## start

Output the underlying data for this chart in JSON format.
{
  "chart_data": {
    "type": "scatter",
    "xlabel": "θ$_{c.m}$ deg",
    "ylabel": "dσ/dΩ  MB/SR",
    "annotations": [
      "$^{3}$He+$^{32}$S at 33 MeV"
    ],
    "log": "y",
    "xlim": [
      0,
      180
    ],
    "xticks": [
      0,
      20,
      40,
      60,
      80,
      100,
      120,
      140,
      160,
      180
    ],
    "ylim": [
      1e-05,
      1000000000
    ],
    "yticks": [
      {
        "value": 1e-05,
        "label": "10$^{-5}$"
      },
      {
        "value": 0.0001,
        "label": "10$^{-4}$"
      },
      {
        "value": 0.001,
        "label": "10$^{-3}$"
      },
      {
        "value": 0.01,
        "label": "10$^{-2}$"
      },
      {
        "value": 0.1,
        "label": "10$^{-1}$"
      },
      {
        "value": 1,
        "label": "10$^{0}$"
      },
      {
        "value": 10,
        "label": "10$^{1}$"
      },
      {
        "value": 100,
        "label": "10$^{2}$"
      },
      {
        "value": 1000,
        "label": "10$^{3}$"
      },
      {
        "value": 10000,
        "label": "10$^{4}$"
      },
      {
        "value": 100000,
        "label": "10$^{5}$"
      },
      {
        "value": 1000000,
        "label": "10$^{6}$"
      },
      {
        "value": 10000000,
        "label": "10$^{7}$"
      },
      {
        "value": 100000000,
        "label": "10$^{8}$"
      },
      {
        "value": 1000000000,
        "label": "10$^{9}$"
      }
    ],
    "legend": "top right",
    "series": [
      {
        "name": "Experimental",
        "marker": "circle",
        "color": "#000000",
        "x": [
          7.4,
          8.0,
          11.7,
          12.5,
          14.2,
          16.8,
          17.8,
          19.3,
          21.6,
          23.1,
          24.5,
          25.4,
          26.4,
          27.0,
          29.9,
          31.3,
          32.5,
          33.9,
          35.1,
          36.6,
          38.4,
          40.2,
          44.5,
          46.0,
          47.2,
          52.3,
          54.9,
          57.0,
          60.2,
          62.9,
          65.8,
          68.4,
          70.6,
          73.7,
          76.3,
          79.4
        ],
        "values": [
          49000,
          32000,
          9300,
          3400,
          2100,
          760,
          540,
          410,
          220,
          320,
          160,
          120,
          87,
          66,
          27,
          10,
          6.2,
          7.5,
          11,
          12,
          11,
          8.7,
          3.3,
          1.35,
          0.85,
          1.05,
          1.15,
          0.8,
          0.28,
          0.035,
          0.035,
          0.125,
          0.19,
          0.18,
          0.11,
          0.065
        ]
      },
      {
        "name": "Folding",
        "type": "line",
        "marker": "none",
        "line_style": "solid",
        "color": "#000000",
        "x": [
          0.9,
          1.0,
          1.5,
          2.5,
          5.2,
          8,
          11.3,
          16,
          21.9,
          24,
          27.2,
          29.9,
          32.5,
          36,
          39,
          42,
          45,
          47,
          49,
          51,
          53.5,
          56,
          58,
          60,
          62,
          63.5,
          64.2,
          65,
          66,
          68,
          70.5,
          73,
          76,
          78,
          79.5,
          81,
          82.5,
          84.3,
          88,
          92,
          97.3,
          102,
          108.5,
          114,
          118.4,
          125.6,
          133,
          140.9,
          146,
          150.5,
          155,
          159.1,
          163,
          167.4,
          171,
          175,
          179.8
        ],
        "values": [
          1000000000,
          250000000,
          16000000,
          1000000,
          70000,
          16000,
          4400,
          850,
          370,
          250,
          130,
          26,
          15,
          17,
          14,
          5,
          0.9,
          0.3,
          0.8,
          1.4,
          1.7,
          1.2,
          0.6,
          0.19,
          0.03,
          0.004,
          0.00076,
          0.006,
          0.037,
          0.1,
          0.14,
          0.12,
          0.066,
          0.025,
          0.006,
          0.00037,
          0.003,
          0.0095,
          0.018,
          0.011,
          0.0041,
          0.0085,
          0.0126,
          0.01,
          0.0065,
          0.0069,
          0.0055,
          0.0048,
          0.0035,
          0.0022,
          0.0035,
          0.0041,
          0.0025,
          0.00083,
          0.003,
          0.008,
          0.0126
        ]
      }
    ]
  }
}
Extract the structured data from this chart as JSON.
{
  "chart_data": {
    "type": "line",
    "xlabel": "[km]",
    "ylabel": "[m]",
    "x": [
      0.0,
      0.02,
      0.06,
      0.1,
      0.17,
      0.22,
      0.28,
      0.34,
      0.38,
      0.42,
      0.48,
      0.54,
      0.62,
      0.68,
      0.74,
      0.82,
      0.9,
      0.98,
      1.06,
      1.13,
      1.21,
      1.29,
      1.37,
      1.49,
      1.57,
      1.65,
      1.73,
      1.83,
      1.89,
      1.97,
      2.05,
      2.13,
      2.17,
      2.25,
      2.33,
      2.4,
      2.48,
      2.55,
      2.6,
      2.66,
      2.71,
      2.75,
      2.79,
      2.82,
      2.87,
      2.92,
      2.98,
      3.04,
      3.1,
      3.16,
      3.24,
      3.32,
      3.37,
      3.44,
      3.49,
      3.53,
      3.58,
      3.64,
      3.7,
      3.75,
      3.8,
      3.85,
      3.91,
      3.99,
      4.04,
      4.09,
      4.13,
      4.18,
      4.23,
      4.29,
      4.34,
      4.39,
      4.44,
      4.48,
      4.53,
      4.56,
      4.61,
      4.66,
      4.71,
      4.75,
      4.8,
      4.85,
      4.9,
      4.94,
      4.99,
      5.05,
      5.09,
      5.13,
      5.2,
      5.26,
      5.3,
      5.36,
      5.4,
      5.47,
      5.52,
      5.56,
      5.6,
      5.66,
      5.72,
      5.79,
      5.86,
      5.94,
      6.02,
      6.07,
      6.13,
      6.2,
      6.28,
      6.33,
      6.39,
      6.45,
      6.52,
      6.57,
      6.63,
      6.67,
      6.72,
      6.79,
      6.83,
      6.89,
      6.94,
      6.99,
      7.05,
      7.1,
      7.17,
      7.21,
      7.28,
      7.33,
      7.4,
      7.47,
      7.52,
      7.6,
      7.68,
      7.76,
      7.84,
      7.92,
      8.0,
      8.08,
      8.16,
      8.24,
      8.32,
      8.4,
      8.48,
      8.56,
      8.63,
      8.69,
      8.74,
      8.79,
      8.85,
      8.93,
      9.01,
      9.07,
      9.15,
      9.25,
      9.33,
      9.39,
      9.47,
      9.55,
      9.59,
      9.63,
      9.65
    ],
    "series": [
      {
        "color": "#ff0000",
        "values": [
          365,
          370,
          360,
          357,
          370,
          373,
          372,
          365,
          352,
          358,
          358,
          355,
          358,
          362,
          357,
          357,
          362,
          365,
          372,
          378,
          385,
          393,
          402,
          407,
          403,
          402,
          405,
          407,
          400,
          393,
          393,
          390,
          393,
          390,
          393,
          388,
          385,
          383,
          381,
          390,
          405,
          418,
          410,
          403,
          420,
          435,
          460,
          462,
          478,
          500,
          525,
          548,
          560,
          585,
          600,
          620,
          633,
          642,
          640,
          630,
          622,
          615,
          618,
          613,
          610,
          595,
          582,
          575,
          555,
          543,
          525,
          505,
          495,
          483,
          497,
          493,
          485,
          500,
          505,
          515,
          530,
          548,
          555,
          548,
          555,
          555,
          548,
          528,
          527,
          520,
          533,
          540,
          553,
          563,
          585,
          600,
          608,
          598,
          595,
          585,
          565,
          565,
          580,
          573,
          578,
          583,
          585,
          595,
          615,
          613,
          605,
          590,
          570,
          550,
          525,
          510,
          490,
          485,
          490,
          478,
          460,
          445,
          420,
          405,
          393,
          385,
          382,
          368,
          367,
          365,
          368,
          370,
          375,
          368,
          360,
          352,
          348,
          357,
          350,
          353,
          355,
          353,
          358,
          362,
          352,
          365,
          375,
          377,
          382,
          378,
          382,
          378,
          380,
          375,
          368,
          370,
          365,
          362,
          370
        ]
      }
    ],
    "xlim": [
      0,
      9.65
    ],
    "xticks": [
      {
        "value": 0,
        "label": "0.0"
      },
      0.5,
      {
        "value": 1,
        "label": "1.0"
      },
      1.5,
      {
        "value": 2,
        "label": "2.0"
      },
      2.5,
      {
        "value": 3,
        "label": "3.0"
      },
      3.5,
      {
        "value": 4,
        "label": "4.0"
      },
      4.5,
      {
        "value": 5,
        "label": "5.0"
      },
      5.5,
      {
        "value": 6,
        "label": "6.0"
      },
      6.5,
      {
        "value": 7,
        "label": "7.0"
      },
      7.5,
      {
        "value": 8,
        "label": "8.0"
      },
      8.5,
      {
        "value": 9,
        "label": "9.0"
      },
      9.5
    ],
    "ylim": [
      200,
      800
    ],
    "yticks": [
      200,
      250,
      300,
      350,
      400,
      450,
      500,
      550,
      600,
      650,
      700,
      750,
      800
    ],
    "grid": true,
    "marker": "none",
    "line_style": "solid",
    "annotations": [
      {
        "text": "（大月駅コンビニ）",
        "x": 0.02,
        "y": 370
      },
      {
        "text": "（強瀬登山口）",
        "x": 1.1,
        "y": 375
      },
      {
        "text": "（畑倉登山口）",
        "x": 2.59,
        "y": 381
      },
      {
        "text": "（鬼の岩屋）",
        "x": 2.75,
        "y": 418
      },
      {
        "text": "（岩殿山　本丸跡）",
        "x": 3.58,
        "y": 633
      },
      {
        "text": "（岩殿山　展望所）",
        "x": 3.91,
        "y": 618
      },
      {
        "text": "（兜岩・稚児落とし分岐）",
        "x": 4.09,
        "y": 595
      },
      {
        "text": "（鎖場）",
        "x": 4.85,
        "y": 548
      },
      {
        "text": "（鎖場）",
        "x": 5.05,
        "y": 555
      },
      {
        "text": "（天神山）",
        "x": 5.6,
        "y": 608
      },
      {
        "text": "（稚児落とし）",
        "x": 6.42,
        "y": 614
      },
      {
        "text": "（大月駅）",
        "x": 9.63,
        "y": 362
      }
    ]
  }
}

## end

(Written exercise): Report each line of the material above where the word "marker" appears.

(Finished answer):
        "marker": "circle",
        "marker": "none",
    "marker": "none",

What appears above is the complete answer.